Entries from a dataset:
-------

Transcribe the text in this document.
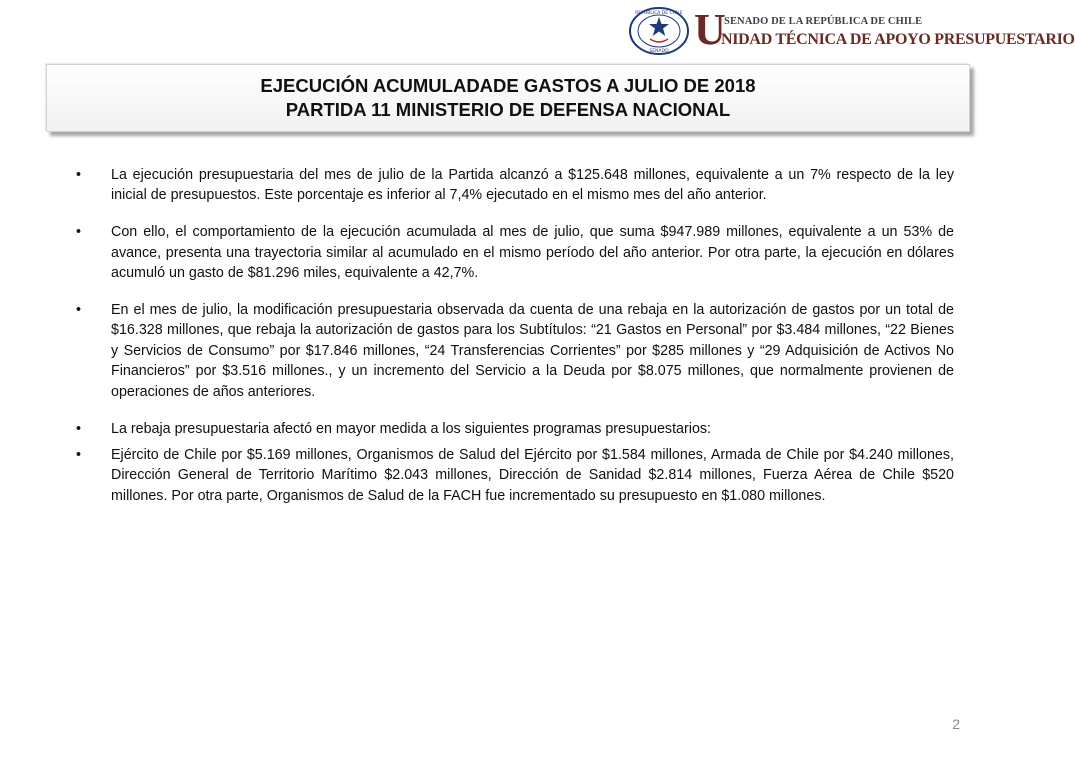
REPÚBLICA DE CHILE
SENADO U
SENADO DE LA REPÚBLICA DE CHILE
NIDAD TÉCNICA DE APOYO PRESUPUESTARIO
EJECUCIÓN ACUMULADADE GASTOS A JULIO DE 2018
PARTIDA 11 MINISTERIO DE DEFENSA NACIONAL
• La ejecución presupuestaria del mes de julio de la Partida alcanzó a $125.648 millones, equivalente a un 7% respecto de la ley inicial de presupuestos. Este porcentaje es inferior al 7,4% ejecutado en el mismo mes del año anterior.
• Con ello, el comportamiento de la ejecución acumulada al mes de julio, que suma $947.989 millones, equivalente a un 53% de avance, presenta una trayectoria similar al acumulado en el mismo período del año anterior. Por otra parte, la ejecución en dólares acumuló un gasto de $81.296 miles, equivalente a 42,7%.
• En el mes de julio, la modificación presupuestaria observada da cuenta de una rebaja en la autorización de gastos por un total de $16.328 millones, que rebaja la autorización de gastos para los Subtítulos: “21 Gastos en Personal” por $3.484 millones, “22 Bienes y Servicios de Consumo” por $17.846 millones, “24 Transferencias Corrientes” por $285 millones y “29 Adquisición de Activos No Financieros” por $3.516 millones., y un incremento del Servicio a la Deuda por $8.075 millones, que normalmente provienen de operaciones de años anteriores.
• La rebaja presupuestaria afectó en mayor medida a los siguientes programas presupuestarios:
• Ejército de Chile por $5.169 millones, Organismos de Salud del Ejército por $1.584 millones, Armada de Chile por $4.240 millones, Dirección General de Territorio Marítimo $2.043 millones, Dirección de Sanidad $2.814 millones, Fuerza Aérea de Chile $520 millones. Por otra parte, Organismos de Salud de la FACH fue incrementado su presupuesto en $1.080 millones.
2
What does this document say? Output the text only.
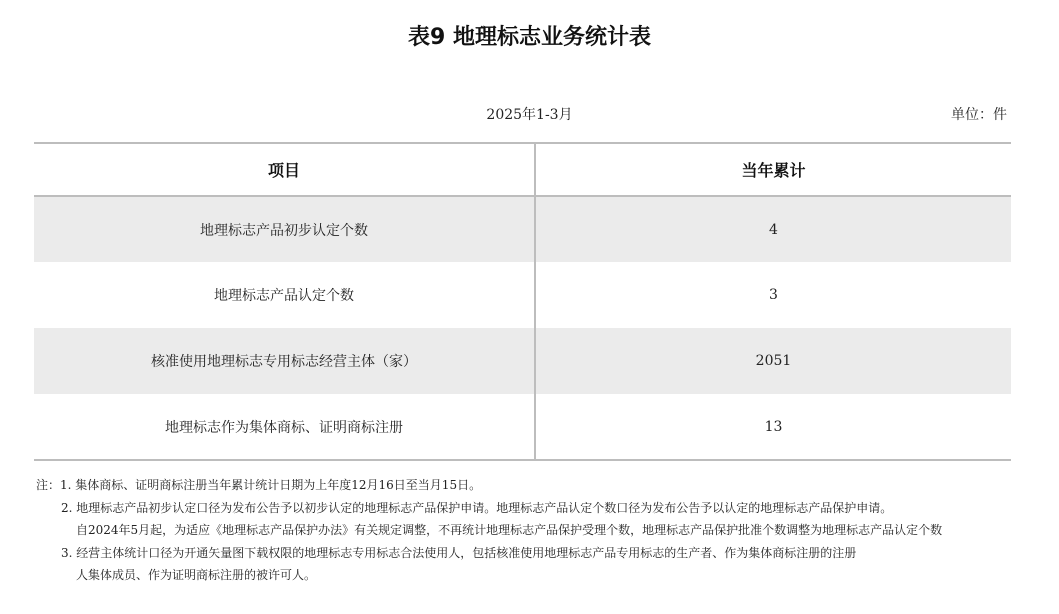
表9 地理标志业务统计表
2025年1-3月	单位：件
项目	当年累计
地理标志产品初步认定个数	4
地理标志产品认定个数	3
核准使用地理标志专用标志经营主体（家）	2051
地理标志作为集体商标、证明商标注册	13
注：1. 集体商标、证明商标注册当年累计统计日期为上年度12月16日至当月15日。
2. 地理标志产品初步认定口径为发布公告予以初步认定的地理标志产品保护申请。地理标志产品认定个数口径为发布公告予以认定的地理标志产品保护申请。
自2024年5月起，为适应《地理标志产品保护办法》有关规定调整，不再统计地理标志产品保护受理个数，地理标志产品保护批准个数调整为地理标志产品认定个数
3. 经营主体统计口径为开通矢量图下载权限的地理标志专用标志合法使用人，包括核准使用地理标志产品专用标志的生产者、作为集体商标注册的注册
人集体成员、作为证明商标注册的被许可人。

-------

Problem details: Go through the listing above and locate each line that holds the word "millones". Copy those lines.

Solution below:
• La ejecución presupuestaria del mes de julio de la Partida alcanzó a $125.648 millones, equivalente a un 7% respecto de la ley inicial de presupuestos. Este porcentaje es inferior al 7,4% ejecutado en el mismo mes del año anterior.
• Con ello, el comportamiento de la ejecución acumulada al mes de julio, que suma $947.989 millones, equivalente a un 53% de avance, presenta una trayectoria similar al acumulado en el mismo período del año anterior. Por otra parte, la ejecución en dólares acumuló un gasto de $81.296 miles, equivalente a 42,7%.
• En el mes de julio, la modificación presupuestaria observada da cuenta de una rebaja en la autorización de gastos por un total de $16.328 millones, que rebaja la autorización de gastos para los Subtítulos: “21 Gastos en Personal” por $3.484 millones, “22 Bienes y Servicios de Consumo” por $17.846 millones, “24 Transferencias Corrientes” por $285 millones y “29 Adquisición de Activos No Financieros” por $3.516 millones., y un incremento del Servicio a la Deuda por $8.075 millones, que normalmente provienen de operaciones de años anteriores.
• Ejército de Chile por $5.169 millones, Organismos de Salud del Ejército por $1.584 millones, Armada de Chile por $4.240 millones, Dirección General de Territorio Marítimo $2.043 millones, Dirección de Sanidad $2.814 millones, Fuerza Aérea de Chile $520 millones. Por otra parte, Organismos de Salud de la FACH fue incrementado su presupuesto en $1.080 millones.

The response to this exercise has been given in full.